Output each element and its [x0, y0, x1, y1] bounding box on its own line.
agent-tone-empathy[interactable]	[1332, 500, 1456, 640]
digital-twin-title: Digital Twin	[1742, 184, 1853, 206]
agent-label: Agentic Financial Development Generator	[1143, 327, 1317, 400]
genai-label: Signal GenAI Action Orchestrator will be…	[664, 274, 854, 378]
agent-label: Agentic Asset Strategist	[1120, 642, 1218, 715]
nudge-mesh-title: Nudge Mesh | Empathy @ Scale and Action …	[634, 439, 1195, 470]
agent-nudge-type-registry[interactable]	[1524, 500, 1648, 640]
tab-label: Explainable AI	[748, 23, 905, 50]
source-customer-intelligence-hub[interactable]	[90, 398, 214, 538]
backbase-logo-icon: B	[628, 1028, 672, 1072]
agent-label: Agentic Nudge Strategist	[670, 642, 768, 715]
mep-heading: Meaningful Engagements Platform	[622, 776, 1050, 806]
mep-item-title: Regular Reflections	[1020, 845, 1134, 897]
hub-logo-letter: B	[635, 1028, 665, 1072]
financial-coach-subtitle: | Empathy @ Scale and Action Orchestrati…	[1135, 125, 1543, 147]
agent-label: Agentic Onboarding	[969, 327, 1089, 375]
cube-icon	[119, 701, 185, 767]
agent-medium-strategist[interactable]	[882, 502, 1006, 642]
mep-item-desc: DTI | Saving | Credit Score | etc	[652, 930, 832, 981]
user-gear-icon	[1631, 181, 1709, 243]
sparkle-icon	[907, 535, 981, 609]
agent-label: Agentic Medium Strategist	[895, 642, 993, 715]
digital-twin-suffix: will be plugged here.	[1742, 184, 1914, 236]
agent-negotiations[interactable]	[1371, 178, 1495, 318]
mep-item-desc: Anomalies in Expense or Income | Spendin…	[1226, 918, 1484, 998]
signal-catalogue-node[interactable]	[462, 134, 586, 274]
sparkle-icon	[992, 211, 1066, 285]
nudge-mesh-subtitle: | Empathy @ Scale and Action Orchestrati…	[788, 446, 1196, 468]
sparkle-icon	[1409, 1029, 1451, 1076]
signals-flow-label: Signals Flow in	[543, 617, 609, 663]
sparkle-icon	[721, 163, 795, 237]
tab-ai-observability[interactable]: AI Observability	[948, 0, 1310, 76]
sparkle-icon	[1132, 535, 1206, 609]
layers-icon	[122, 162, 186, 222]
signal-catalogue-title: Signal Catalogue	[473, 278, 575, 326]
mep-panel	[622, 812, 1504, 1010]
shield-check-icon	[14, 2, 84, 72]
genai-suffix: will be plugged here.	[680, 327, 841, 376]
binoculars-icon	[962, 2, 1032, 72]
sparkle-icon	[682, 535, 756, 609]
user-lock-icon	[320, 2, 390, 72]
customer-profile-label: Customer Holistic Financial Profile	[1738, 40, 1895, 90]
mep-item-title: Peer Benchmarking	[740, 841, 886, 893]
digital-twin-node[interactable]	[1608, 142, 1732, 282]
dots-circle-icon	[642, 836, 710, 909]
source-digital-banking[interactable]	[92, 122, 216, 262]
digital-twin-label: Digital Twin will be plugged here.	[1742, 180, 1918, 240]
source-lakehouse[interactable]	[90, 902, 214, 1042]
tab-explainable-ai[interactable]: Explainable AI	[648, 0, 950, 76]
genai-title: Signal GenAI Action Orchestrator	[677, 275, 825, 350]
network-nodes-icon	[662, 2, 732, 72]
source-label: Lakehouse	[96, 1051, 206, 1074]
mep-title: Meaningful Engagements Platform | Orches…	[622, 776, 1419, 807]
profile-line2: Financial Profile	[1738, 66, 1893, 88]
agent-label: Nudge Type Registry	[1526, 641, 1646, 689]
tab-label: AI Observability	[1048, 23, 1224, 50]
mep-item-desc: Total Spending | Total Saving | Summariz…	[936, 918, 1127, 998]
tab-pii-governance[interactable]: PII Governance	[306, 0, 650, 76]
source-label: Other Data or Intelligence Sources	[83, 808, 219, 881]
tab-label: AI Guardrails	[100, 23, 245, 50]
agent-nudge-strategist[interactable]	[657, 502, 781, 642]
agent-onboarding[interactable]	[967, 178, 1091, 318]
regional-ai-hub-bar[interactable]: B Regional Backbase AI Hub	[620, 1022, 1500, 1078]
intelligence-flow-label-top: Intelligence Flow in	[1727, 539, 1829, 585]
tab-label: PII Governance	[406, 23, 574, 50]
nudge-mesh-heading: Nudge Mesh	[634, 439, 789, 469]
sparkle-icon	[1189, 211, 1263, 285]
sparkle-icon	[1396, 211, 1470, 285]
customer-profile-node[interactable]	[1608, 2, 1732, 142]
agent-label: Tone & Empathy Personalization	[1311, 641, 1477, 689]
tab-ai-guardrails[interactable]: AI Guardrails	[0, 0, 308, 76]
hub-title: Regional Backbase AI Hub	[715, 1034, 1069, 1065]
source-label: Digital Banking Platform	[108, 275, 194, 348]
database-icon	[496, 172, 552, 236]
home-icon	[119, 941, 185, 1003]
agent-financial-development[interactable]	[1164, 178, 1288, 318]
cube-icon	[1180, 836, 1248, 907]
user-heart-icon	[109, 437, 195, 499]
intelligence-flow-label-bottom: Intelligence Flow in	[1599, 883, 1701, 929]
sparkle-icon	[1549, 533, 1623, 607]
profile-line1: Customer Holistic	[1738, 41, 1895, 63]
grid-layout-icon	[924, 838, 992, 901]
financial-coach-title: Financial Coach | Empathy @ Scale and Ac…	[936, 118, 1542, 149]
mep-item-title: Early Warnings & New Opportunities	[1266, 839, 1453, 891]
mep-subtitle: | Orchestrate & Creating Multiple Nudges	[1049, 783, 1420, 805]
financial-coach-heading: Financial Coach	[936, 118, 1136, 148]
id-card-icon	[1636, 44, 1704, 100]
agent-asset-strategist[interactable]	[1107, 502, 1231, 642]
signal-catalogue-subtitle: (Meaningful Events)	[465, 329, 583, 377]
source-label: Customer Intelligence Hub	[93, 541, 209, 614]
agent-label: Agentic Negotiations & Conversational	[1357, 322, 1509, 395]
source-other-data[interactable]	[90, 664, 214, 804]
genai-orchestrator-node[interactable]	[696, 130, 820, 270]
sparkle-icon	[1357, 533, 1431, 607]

○ ○ ○ ○ ○ ○ ○

TASK STATEMENT: Copy every line of the records above, changing nothing.

TASK RESPONSE:
Output each element and its [x0, y0, x1, y1] bounding box on its own line.
agent-tone-empathy[interactable]	[1332, 500, 1456, 640]
digital-twin-title: Digital Twin	[1742, 184, 1853, 206]
agent-label: Agentic Financial Development Generator	[1143, 327, 1317, 400]
genai-label: Signal GenAI Action Orchestrator will be…	[664, 274, 854, 378]
agent-label: Agentic Asset Strategist	[1120, 642, 1218, 715]
nudge-mesh-title: Nudge Mesh | Empathy @ Scale and Action …	[634, 439, 1195, 470]
agent-nudge-type-registry[interactable]	[1524, 500, 1648, 640]
tab-label: Explainable AI	[748, 23, 905, 50]
source-customer-intelligence-hub[interactable]	[90, 398, 214, 538]
backbase-logo-icon: B	[628, 1028, 672, 1072]
agent-label: Agentic Nudge Strategist	[670, 642, 768, 715]
mep-heading: Meaningful Engagements Platform	[622, 776, 1050, 806]
mep-item-title: Regular Reflections	[1020, 845, 1134, 897]
hub-logo-letter: B	[635, 1028, 665, 1072]
financial-coach-subtitle: | Empathy @ Scale and Action Orchestrati…	[1135, 125, 1543, 147]
agent-label: Agentic Onboarding	[969, 327, 1089, 375]
cube-icon	[119, 701, 185, 767]
agent-medium-strategist[interactable]	[882, 502, 1006, 642]
mep-item-desc: DTI | Saving | Credit Score | etc	[652, 930, 832, 981]
user-gear-icon	[1631, 181, 1709, 243]
sparkle-icon	[907, 535, 981, 609]
agent-label: Agentic Medium Strategist	[895, 642, 993, 715]
digital-twin-suffix: will be plugged here.	[1742, 184, 1914, 236]
agent-negotiations[interactable]	[1371, 178, 1495, 318]
mep-item-desc: Anomalies in Expense or Income | Spendin…	[1226, 918, 1484, 998]
signal-catalogue-node[interactable]	[462, 134, 586, 274]
sparkle-icon	[992, 211, 1066, 285]
nudge-mesh-subtitle: | Empathy @ Scale and Action Orchestrati…	[788, 446, 1196, 468]
sparkle-icon	[1409, 1029, 1451, 1076]
signals-flow-label: Signals Flow in	[543, 617, 609, 663]
sparkle-icon	[721, 163, 795, 237]
tab-ai-observability[interactable]: AI Observability	[948, 0, 1310, 76]
sparkle-icon	[1132, 535, 1206, 609]
layers-icon	[122, 162, 186, 222]
signal-catalogue-title: Signal Catalogue	[473, 278, 575, 326]
mep-panel	[622, 812, 1504, 1010]
shield-check-icon	[14, 2, 84, 72]
genai-suffix: will be plugged here.	[680, 327, 841, 376]
binoculars-icon	[962, 2, 1032, 72]
sparkle-icon	[682, 535, 756, 609]
user-lock-icon	[320, 2, 390, 72]
customer-profile-label: Customer Holistic Financial Profile	[1738, 40, 1895, 90]
mep-item-title: Peer Benchmarking	[740, 841, 886, 893]
digital-twin-node[interactable]	[1608, 142, 1732, 282]
dots-circle-icon	[642, 836, 710, 909]
source-digital-banking[interactable]	[92, 122, 216, 262]
digital-twin-label: Digital Twin will be plugged here.	[1742, 180, 1918, 240]
source-lakehouse[interactable]	[90, 902, 214, 1042]
tab-explainable-ai[interactable]: Explainable AI	[648, 0, 950, 76]
genai-title: Signal GenAI Action Orchestrator	[677, 275, 825, 350]
network-nodes-icon	[662, 2, 732, 72]
source-label: Lakehouse	[96, 1051, 206, 1074]
mep-title: Meaningful Engagements Platform | Orches…	[622, 776, 1419, 807]
profile-line2: Financial Profile	[1738, 66, 1893, 88]
agent-label: Nudge Type Registry	[1526, 641, 1646, 689]
tab-label: AI Observability	[1048, 23, 1224, 50]
mep-item-desc: Total Spending | Total Saving | Summariz…	[936, 918, 1127, 998]
tab-pii-governance[interactable]: PII Governance	[306, 0, 650, 76]
source-label: Other Data or Intelligence Sources	[83, 808, 219, 881]
tab-label: AI Guardrails	[100, 23, 245, 50]
agent-nudge-strategist[interactable]	[657, 502, 781, 642]
agent-onboarding[interactable]	[967, 178, 1091, 318]
regional-ai-hub-bar[interactable]: B Regional Backbase AI Hub	[620, 1022, 1500, 1078]
intelligence-flow-label-top: Intelligence Flow in	[1727, 539, 1829, 585]
tab-label: PII Governance	[406, 23, 574, 50]
nudge-mesh-heading: Nudge Mesh	[634, 439, 789, 469]
sparkle-icon	[1189, 211, 1263, 285]
sparkle-icon	[1396, 211, 1470, 285]
customer-profile-node[interactable]	[1608, 2, 1732, 142]
agent-label: Tone & Empathy Personalization	[1311, 641, 1477, 689]
tab-ai-guardrails[interactable]: AI Guardrails	[0, 0, 308, 76]
hub-title: Regional Backbase AI Hub	[715, 1034, 1069, 1065]
source-label: Digital Banking Platform	[108, 275, 194, 348]
database-icon	[496, 172, 552, 236]
home-icon	[119, 941, 185, 1003]
agent-financial-development[interactable]	[1164, 178, 1288, 318]
cube-icon	[1180, 836, 1248, 907]
user-heart-icon	[109, 437, 195, 499]
intelligence-flow-label-bottom: Intelligence Flow in	[1599, 883, 1701, 929]
sparkle-icon	[1549, 533, 1623, 607]
profile-line1: Customer Holistic	[1738, 41, 1895, 63]
grid-layout-icon	[924, 838, 992, 901]
financial-coach-title: Financial Coach | Empathy @ Scale and Ac…	[936, 118, 1542, 149]
mep-item-title: Early Warnings & New Opportunities	[1266, 839, 1453, 891]
mep-subtitle: | Orchestrate & Creating Multiple Nudges	[1049, 783, 1420, 805]
financial-coach-heading: Financial Coach	[936, 118, 1136, 148]
id-card-icon	[1636, 44, 1704, 100]
agent-asset-strategist[interactable]	[1107, 502, 1231, 642]
signal-catalogue-subtitle: (Meaningful Events)	[465, 329, 583, 377]
source-label: Customer Intelligence Hub	[93, 541, 209, 614]
agent-label: Agentic Negotiations & Conversational	[1357, 322, 1509, 395]
source-other-data[interactable]	[90, 664, 214, 804]
genai-orchestrator-node[interactable]	[696, 130, 820, 270]
sparkle-icon	[1357, 533, 1431, 607]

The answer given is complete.